* EXTRACTED DATA

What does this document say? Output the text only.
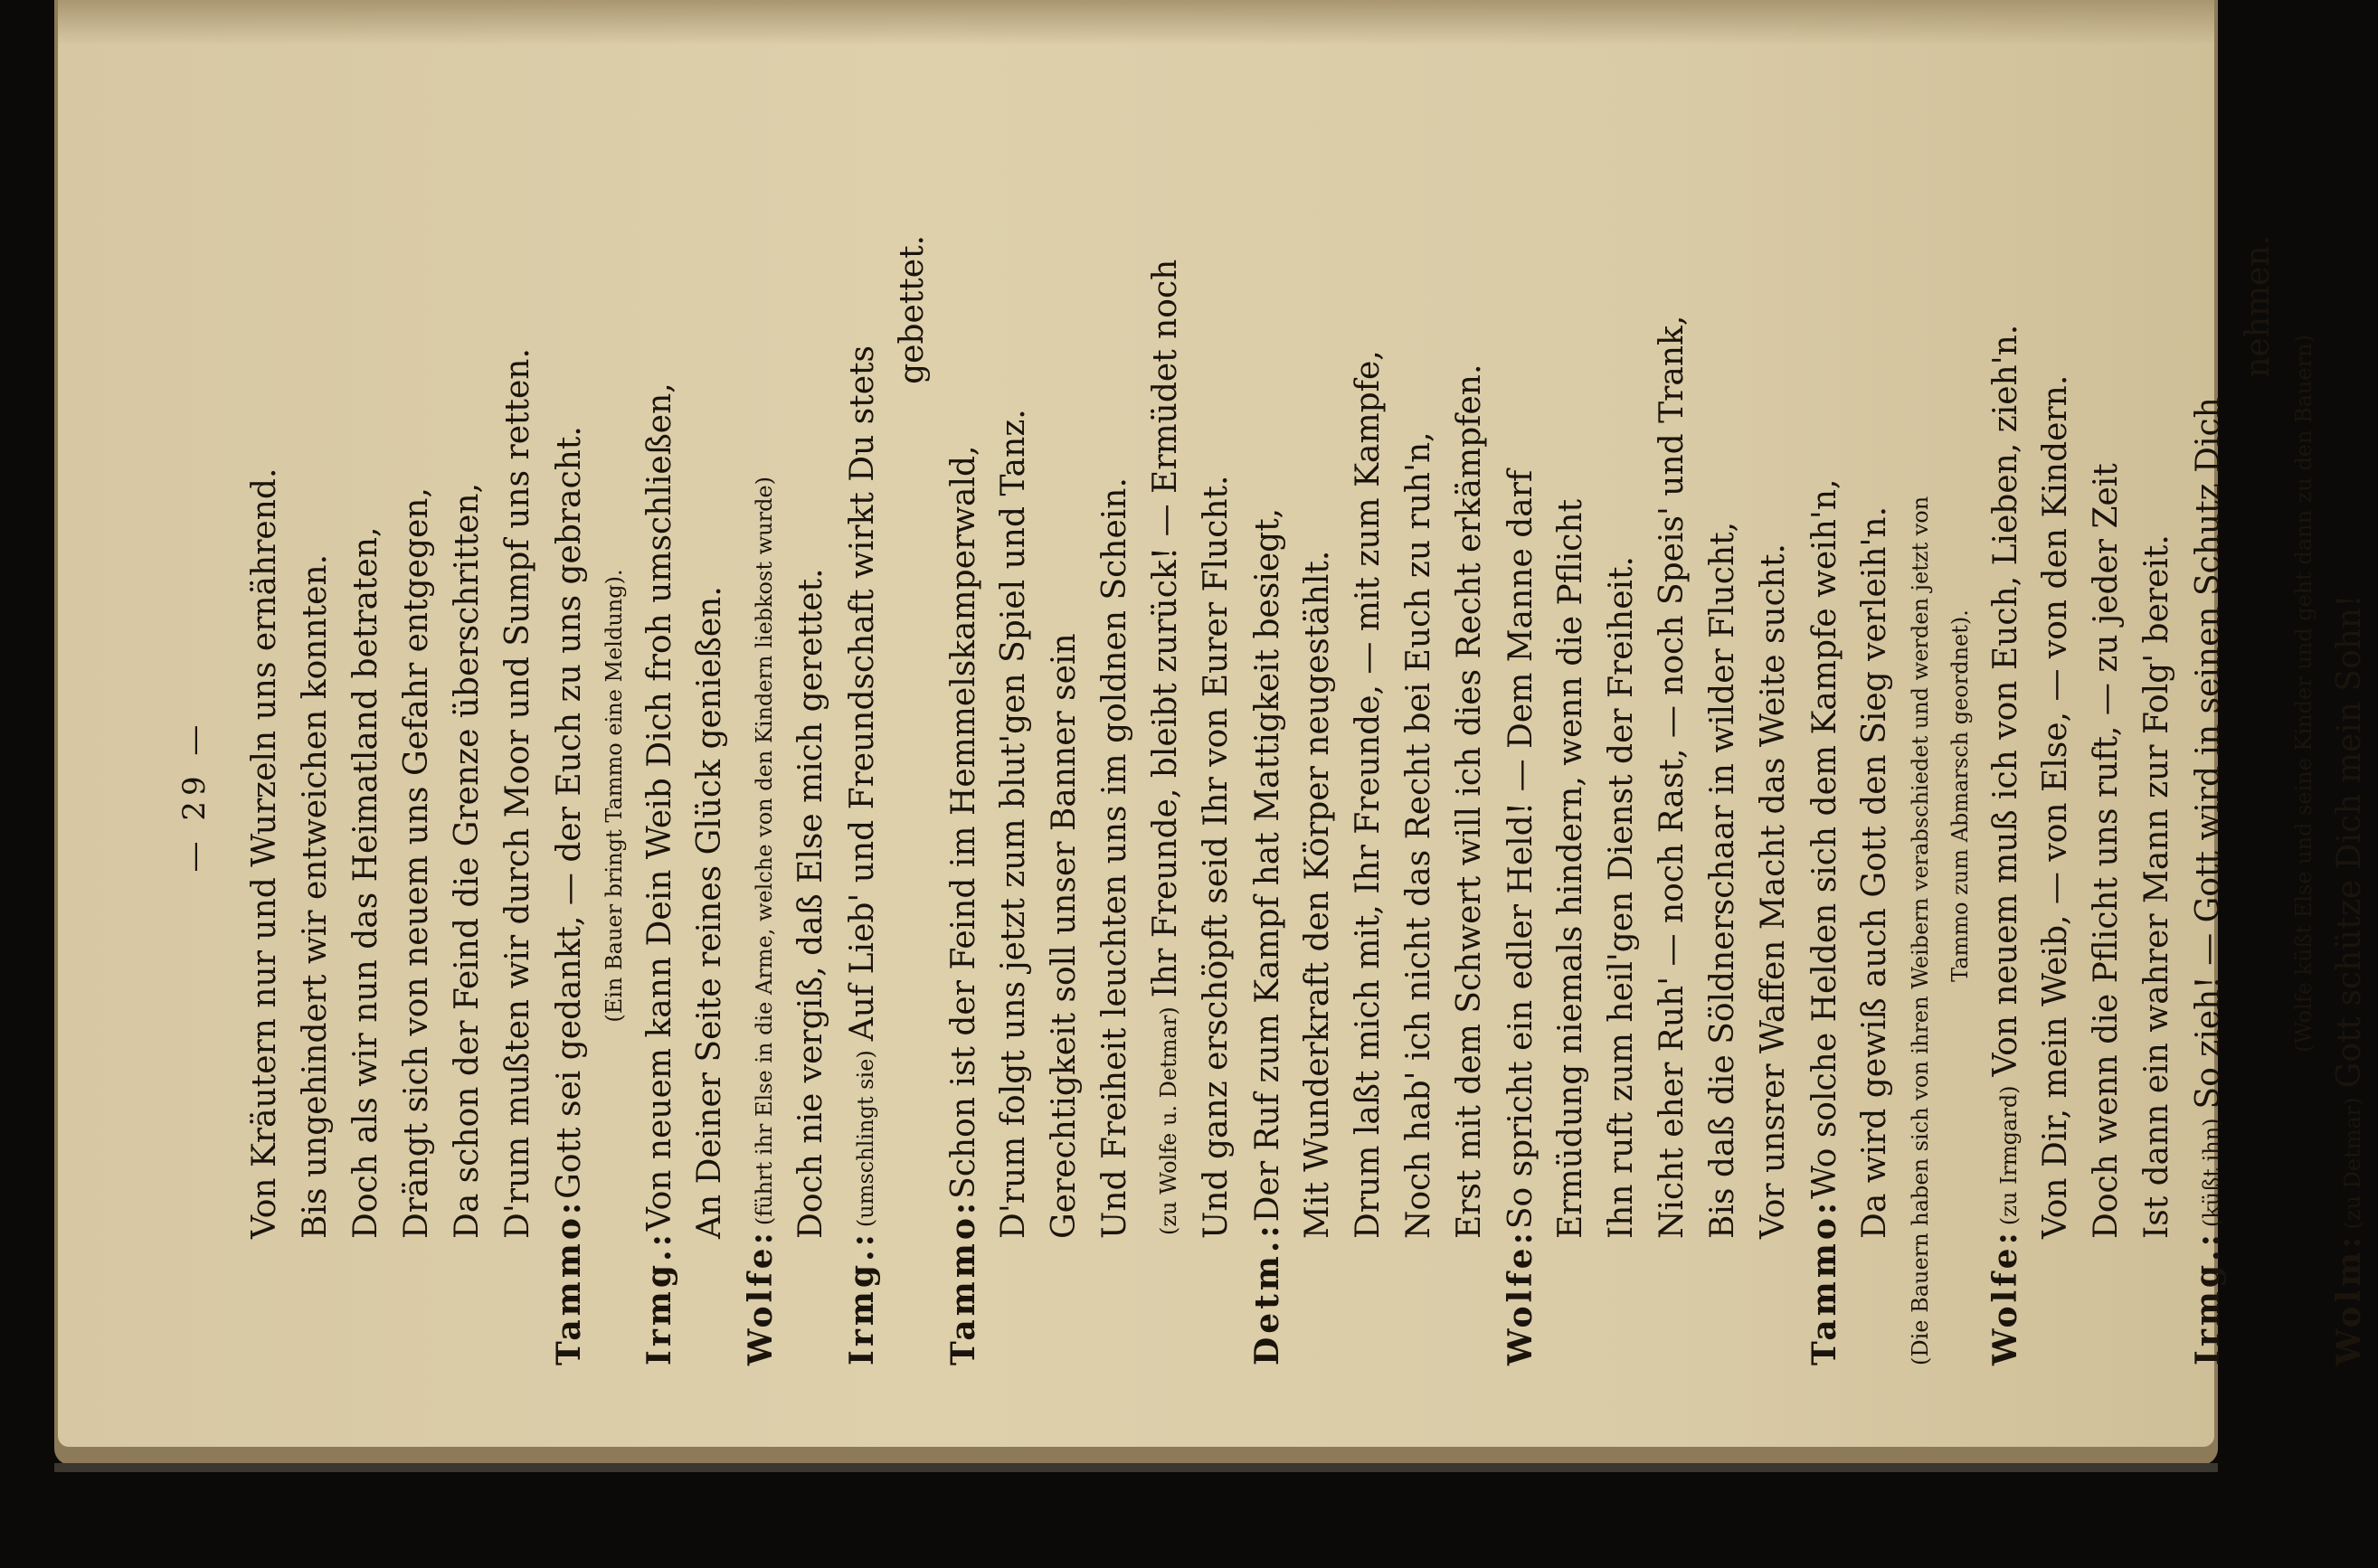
— 29 — Von Kräutern nur und Wurzeln uns ernährend. Bis ungehindert wir entweichen konnten. Doch als wir nun das Heimatland betraten, Drängt sich von neuem uns Gefahr entgegen, Da schon der Feind die Grenze überschritten, D'rum mußten wir durch Moor und Sumpf uns retten.
Tammo:
Gott sei gedankt, — der Euch zu uns gebracht. (Ein Bauer bringt Tammo eine Meldung).
Irmg.:
Von neuem kann Dein Weib Dich froh umschließen, An Deiner Seite reines Glück genießen.
Wolfe:
(führt ihr Else in die Arme, welche von den Kindern liebkost wurde) Doch nie vergiß, daß Else mich gerettet.
Irmg.:
(umschlingt sie)
Auf Lieb' und Freundschaft wirkt Du stets
gebettet.
Tammo:
Schon ist der Feind im Hemmelskamperwald, D'rum folgt uns jetzt zum blut'gen Spiel und Tanz. Gerechtigkeit soll unser Banner sein Und Freiheit leuchten uns im goldnen Schein.	(zu Wolfe u. Detmar)
Ihr Freunde, bleibt zurück! — Ermüdet noch Und ganz erschöpft seid Ihr von Eurer Flucht.
Detm.:
Der Ruf zum Kampf hat Mattigkeit besiegt, Mit Wunderkraft den Körper neugestählt. Drum laßt mich mit, Ihr Freunde, — mit zum Kampfe, Noch hab' ich nicht das Recht bei Euch zu ruh'n, Erst mit dem Schwert will ich dies Recht erkämpfen.
Wolfe:
So spricht ein edler Held! — Dem Manne darf Ermüdung niemals hindern, wenn die Pflicht Ihn ruft zum heil'gen Dienst der Freiheit. Nicht eher Ruh' — noch Rast, — noch Speis' und Trank, Bis daß die Söldnerschaar in wilder Flucht, Vor unsrer Waffen Macht das Weite sucht.
Tammo:
Wo solche Helden sich dem Kampfe weih'n, Da wird gewiß auch Gott den Sieg verleih'n. (Die Bauern haben sich von ihren Weibern verabschiedet und werden jetzt von Tammo zum Abmarsch geordnet).
Wolfe:
(zu Irmgard)
Von neuem muß ich von Euch, Lieben, zieh'n. Von Dir, mein Weib, — von Else, — von den Kindern. Doch wenn die Pflicht uns ruft, — zu jeder Zeit Ist dann ein wahrer Mann zur Folg' bereit.
Irmg.:
(küßt ihn)
So zieh! — Gott wird in seinen Schutz Dich
nehmen.
(Wolfe küßt Else und seine Kinder und geht dann zu den Bauern)
Wolm:
(zu Detmar)
Gott schütze Dich mein Sohn!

* DIRECTIONS
Above are the records; copy every line in them that holds the word "wenn".

* EXERCISE SOLUTION
So spricht ein edler Held! — Dem Manne darf Ermüdung niemals hindern, wenn die Pflicht Ihn ruft zum heil'gen Dienst der Freiheit. Nicht eher Ruh' — noch Rast, — noch Speis' und Trank, Bis daß die Söldnerschaar in wilder Flucht, Vor unsrer Waffen Macht das Weite sucht.
Von neuem muß ich von Euch, Lieben, zieh'n. Von Dir, mein Weib, — von Else, — von den Kindern. Doch wenn die Pflicht uns ruft, — zu jeder Zeit Ist dann ein wahrer Mann zur Folg' bereit.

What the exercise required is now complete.